--- BEGIN ---

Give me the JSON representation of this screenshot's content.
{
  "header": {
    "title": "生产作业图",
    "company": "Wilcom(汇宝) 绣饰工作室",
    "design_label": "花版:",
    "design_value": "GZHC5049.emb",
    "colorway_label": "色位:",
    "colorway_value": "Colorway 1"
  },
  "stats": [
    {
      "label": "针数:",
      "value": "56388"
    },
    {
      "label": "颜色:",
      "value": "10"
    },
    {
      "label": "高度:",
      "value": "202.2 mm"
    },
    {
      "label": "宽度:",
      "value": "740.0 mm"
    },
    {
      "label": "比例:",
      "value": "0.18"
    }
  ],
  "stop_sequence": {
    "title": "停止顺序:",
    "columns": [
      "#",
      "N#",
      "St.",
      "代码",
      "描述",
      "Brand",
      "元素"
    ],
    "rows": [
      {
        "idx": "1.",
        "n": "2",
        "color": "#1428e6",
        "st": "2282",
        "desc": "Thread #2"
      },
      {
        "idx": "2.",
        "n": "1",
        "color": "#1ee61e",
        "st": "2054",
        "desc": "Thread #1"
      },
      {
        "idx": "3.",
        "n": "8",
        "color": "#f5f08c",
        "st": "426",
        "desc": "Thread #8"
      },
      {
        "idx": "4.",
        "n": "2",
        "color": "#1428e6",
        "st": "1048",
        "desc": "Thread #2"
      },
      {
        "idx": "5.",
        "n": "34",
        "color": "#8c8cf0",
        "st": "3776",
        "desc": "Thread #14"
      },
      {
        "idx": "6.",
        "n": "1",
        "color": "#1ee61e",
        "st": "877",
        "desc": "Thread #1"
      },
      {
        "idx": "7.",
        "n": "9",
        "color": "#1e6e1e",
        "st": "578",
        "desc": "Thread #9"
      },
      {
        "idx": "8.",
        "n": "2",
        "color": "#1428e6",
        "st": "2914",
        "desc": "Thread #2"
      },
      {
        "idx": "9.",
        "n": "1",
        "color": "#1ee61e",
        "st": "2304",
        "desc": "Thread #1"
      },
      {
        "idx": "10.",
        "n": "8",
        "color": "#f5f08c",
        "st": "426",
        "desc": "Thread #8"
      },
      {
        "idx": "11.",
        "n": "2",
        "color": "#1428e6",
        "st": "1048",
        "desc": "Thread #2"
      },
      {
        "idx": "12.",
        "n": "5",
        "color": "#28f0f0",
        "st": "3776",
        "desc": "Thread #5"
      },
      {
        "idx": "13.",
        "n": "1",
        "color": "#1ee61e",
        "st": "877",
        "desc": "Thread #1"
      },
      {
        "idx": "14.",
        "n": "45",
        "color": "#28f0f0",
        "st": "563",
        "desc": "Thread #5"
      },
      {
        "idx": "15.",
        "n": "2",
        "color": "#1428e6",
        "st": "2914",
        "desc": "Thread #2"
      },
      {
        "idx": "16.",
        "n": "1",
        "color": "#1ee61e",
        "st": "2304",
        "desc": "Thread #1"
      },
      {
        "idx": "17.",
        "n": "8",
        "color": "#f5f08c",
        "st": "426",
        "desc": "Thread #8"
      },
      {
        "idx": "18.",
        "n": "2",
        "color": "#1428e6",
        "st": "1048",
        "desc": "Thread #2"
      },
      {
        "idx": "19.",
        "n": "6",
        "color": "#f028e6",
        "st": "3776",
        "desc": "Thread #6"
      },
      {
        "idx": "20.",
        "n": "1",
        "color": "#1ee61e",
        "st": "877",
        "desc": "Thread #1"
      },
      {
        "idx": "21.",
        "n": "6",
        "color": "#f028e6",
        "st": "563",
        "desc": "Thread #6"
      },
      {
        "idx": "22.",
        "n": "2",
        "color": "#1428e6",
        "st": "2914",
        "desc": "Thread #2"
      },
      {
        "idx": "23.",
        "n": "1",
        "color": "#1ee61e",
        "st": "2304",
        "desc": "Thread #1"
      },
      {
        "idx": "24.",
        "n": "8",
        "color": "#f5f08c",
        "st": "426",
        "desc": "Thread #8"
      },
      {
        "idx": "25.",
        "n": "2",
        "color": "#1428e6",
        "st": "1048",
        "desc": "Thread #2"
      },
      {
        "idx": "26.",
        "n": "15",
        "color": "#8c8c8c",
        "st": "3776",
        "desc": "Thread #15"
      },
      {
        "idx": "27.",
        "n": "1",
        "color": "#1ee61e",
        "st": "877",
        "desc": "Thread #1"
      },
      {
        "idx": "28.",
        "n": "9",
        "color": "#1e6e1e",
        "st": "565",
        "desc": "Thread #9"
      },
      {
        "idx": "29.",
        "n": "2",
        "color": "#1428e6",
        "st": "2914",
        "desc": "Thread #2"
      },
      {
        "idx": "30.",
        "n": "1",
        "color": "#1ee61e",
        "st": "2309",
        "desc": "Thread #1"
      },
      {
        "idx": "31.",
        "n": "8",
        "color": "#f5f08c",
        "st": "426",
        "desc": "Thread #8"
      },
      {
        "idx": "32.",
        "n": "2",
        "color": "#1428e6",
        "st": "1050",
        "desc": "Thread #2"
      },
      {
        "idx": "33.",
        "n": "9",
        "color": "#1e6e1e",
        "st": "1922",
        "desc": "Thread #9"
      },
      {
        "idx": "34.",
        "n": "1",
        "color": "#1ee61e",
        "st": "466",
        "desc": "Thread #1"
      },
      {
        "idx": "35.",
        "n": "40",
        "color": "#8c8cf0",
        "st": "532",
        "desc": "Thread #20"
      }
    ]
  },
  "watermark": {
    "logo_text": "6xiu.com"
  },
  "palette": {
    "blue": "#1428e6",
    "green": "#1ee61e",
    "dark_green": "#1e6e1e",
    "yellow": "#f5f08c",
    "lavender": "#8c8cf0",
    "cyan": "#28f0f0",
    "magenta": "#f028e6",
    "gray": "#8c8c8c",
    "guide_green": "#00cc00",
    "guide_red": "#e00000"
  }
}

--- END ---

» **Goal of the exercise**
Repeat the records above exactly, from the first line to the last.

» **Response to this exercise**
Give me the JSON representation of this screenshot's content.
{
  "header": {
    "title": "生产作业图",
    "company": "Wilcom(汇宝) 绣饰工作室",
    "design_label": "花版:",
    "design_value": "GZHC5049.emb",
    "colorway_label": "色位:",
    "colorway_value": "Colorway 1"
  },
  "stats": [
    {
      "label": "针数:",
      "value": "56388"
    },
    {
      "label": "颜色:",
      "value": "10"
    },
    {
      "label": "高度:",
      "value": "202.2 mm"
    },
    {
      "label": "宽度:",
      "value": "740.0 mm"
    },
    {
      "label": "比例:",
      "value": "0.18"
    }
  ],
  "stop_sequence": {
    "title": "停止顺序:",
    "columns": [
      "#",
      "N#",
      "St.",
      "代码",
      "描述",
      "Brand",
      "元素"
    ],
    "rows": [
      {
        "idx": "1.",
        "n": "2",
        "color": "#1428e6",
        "st": "2282",
        "desc": "Thread #2"
      },
      {
        "idx": "2.",
        "n": "1",
        "color": "#1ee61e",
        "st": "2054",
        "desc": "Thread #1"
      },
      {
        "idx": "3.",
        "n": "8",
        "color": "#f5f08c",
        "st": "426",
        "desc": "Thread #8"
      },
      {
        "idx": "4.",
        "n": "2",
        "color": "#1428e6",
        "st": "1048",
        "desc": "Thread #2"
      },
      {
        "idx": "5.",
        "n": "34",
        "color": "#8c8cf0",
        "st": "3776",
        "desc": "Thread #14"
      },
      {
        "idx": "6.",
        "n": "1",
        "color": "#1ee61e",
        "st": "877",
        "desc": "Thread #1"
      },
      {
        "idx": "7.",
        "n": "9",
        "color": "#1e6e1e",
        "st": "578",
        "desc": "Thread #9"
      },
      {
        "idx": "8.",
        "n": "2",
        "color": "#1428e6",
        "st": "2914",
        "desc": "Thread #2"
      },
      {
        "idx": "9.",
        "n": "1",
        "color": "#1ee61e",
        "st": "2304",
        "desc": "Thread #1"
      },
      {
        "idx": "10.",
        "n": "8",
        "color": "#f5f08c",
        "st": "426",
        "desc": "Thread #8"
      },
      {
        "idx": "11.",
        "n": "2",
        "color": "#1428e6",
        "st": "1048",
        "desc": "Thread #2"
      },
      {
        "idx": "12.",
        "n": "5",
        "color": "#28f0f0",
        "st": "3776",
        "desc": "Thread #5"
      },
      {
        "idx": "13.",
        "n": "1",
        "color": "#1ee61e",
        "st": "877",
        "desc": "Thread #1"
      },
      {
        "idx": "14.",
        "n": "45",
        "color": "#28f0f0",
        "st": "563",
        "desc": "Thread #5"
      },
      {
        "idx": "15.",
        "n": "2",
        "color": "#1428e6",
        "st": "2914",
        "desc": "Thread #2"
      },
      {
        "idx": "16.",
        "n": "1",
        "color": "#1ee61e",
        "st": "2304",
        "desc": "Thread #1"
      },
      {
        "idx": "17.",
        "n": "8",
        "color": "#f5f08c",
        "st": "426",
        "desc": "Thread #8"
      },
      {
        "idx": "18.",
        "n": "2",
        "color": "#1428e6",
        "st": "1048",
        "desc": "Thread #2"
      },
      {
        "idx": "19.",
        "n": "6",
        "color": "#f028e6",
        "st": "3776",
        "desc": "Thread #6"
      },
      {
        "idx": "20.",
        "n": "1",
        "color": "#1ee61e",
        "st": "877",
        "desc": "Thread #1"
      },
      {
        "idx": "21.",
        "n": "6",
        "color": "#f028e6",
        "st": "563",
        "desc": "Thread #6"
      },
      {
        "idx": "22.",
        "n": "2",
        "color": "#1428e6",
        "st": "2914",
        "desc": "Thread #2"
      },
      {
        "idx": "23.",
        "n": "1",
        "color": "#1ee61e",
        "st": "2304",
        "desc": "Thread #1"
      },
      {
        "idx": "24.",
        "n": "8",
        "color": "#f5f08c",
        "st": "426",
        "desc": "Thread #8"
      },
      {
        "idx": "25.",
        "n": "2",
        "color": "#1428e6",
        "st": "1048",
        "desc": "Thread #2"
      },
      {
        "idx": "26.",
        "n": "15",
        "color": "#8c8c8c",
        "st": "3776",
        "desc": "Thread #15"
      },
      {
        "idx": "27.",
        "n": "1",
        "color": "#1ee61e",
        "st": "877",
        "desc": "Thread #1"
      },
      {
        "idx": "28.",
        "n": "9",
        "color": "#1e6e1e",
        "st": "565",
        "desc": "Thread #9"
      },
      {
        "idx": "29.",
        "n": "2",
        "color": "#1428e6",
        "st": "2914",
        "desc": "Thread #2"
      },
      {
        "idx": "30.",
        "n": "1",
        "color": "#1ee61e",
        "st": "2309",
        "desc": "Thread #1"
      },
      {
        "idx": "31.",
        "n": "8",
        "color": "#f5f08c",
        "st": "426",
        "desc": "Thread #8"
      },
      {
        "idx": "32.",
        "n": "2",
        "color": "#1428e6",
        "st": "1050",
        "desc": "Thread #2"
      },
      {
        "idx": "33.",
        "n": "9",
        "color": "#1e6e1e",
        "st": "1922",
        "desc": "Thread #9"
      },
      {
        "idx": "34.",
        "n": "1",
        "color": "#1ee61e",
        "st": "466",
        "desc": "Thread #1"
      },
      {
        "idx": "35.",
        "n": "40",
        "color": "#8c8cf0",
        "st": "532",
        "desc": "Thread #20"
      }
    ]
  },
  "watermark": {
    "logo_text": "6xiu.com"
  },
  "palette": {
    "blue": "#1428e6",
    "green": "#1ee61e",
    "dark_green": "#1e6e1e",
    "yellow": "#f5f08c",
    "lavender": "#8c8cf0",
    "cyan": "#28f0f0",
    "magenta": "#f028e6",
    "gray": "#8c8c8c",
    "guide_green": "#00cc00",
    "guide_red": "#e00000"
  }
}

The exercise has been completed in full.